### Article:
★ ★ ★ ★ ★ ★ ★

It was my version of a polite attempt to point our friend in that direction. :wink:
I’d assume Sequential may be better suited to answer their question, perhaps.

The mono synth part makes sense if that’s what @ddiamond84 is experiencing, and I’m not sure why I forgot to consider that very important aspect haha (I just re-read your first post with the routing recommendation). :sweat_smile:

Thanks for all the responses so far!

It wasn’t unique to the prophet 10. I tried it with my Erica DB-01 which only has a mono audio out. I guess I just don’t know why to do mono out to stereo rca in isn’t playing on both sides, but headphone out does.

I’ll keep trying things from this thread. Y’all rock!

Judging from the pics, you are using a TRS to dual mono splitter cable from the P10 to your mixer.

This will work when using the headphone out because the P10 is likely just doubling the mono signal on the tip and ring. But when plugging that same cable into the line output, the ring is ignored and you’ll only get a signal on the left (tip) end of the split while the right (ring) will be silent.

★ ★ ★ ★ ★ ★ ★

### Dataset content:
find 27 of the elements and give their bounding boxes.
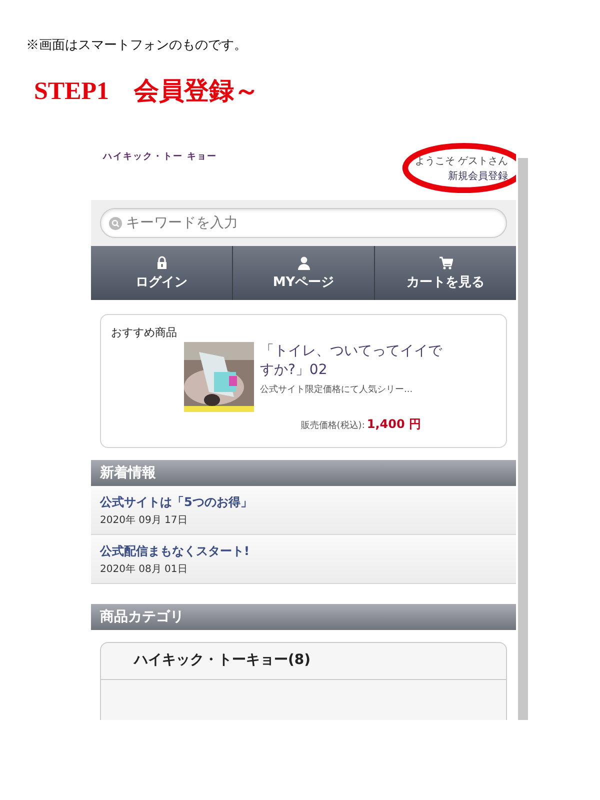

★ ★ ★ ★ ★ ★ ★

### Required task A:
According to the thread, which other instrument besides the Prophet 10 was tried, and what kind of audio output does it have?
### Required task B:
For each statement, say whether it agrees with the thread, answering yes or no and quoting the deciding words: (i) The problem occurred only with the Prophet 10. (ii) When the splitter cable is plugged into the line output, the right end of the split carries no signal. (iii) One reply suggests that Sequential may be better suited to answer the question.
The lines have no role here.

### Complete output A:
An Erica DB-01, which has only a mono audio out.

### Complete output B:
(i) No: "It wasn’t unique to the prophet 10."
(ii) Yes: "the right (ring) will be silent."
(iii) Yes: "I’d assume Sequential may be better suited to answer their question, perhaps."